» Yapılacak iş
Aşağıdaki röportajda Zeynep Tandoğan hayata hangi düşünceyle baktığını söylüyor?

» Belge pasajı
####################

İlişki, evlilik yürütmek apayrı bir çaba ve özen istiyor. Bu zorlu yolda zaman zaman kazalar, hatalar da yapılıyor. Günün sonunda hatanın ya da yaşananın ne kadar büyük olduğuna, o olayın ardından yola nasıl devam edileceğine ilişkiyi yaşayanlardan başkası karar veremiyor. Hazım Körmükçü ve Zeynep Tandoğan ilişkilerinde tam da böyle büyük bir olay yaşadılar. Aile içinde yaşanan tatsızlık kamuoyuna yansıdı. Günlerce konuşuldu. Üzerinden aylar geçtikten sonra biz Zeynep Tandoğan ve Hazım Körmükçü'yü yine el ele gördük. Yaşadıkları olayı geride bırakmış, ilişkilerine bir şans daha vermişlerdi. Yaşananların üstesinden nasıl geldiklerini konuşmak, ilişkiyi iyileştirmeyi nasıl başardıklarını öğrenmek için Hazım Körmükçü'yü aradım. Bugüne kadar bu konuda hiç konuşmamış olan Zeynep Tandoğan'la ve kendisiyle bir araya gelmek istediğimi söyledim. Epey düşündüler ve içlerini dökmeye karar verdiler. Anlattıkları, yaralarını sarma yöntemleri belki de bu sorunu yaşayan birçok çifte ders olacak nitelikte...
- Herkesin ilişkisi çeşitli dönemlerden geçiyor. Bazı zorluklar yaşanabiliyor. Bunlar büyük de olabiliyor, küçük de... Siz büyük bir zorluk atlattınız. Yaşadığınız olayın ardından nasıl iyileştirdiniz bu ilişkiyi?
- Zeynep Tandoğan:
Çok üzücüydü. Kimsenin yaşamasını istemeyeceğimiz bir şeydi. Hazım için de, benim için de çok üzücüydü. Bizimle, ilişkimizle hiç bağdaşmayan bir olaydı. Çok farklı sebepler arayabiliriz bunun altında. Çok farklı sebeplerin sebep olduğu bir olaydı. Hayata hep şöyle bakıyorum; her şerrin altında bir hayır vardır. Bazen olan kötü şeyler sizi daha iyi şeylere yönlendiriyor. Biz böyle bir şey yaşamamış olsaydık, bununla ilgili bir problemimiz olduğunu bilmeyecektik. Bu üstü kapatılıp geçilen bir şey olacaktı. Bu olay oldu ve gerekli dersler alındı. Büyük acılar çekildi.
- Hazım Körmükçü:
Büyük bedeller ödendi, vicdanen hâlâ ödeniyor.

####################

» Veri alıntısı
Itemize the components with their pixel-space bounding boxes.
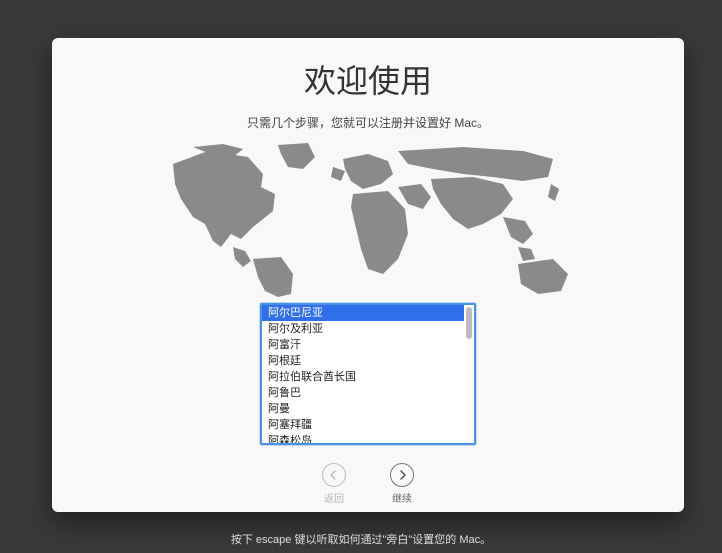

####################

» Yanıt
Her şerrin altında bir hayır olduğu düşüncesiyle.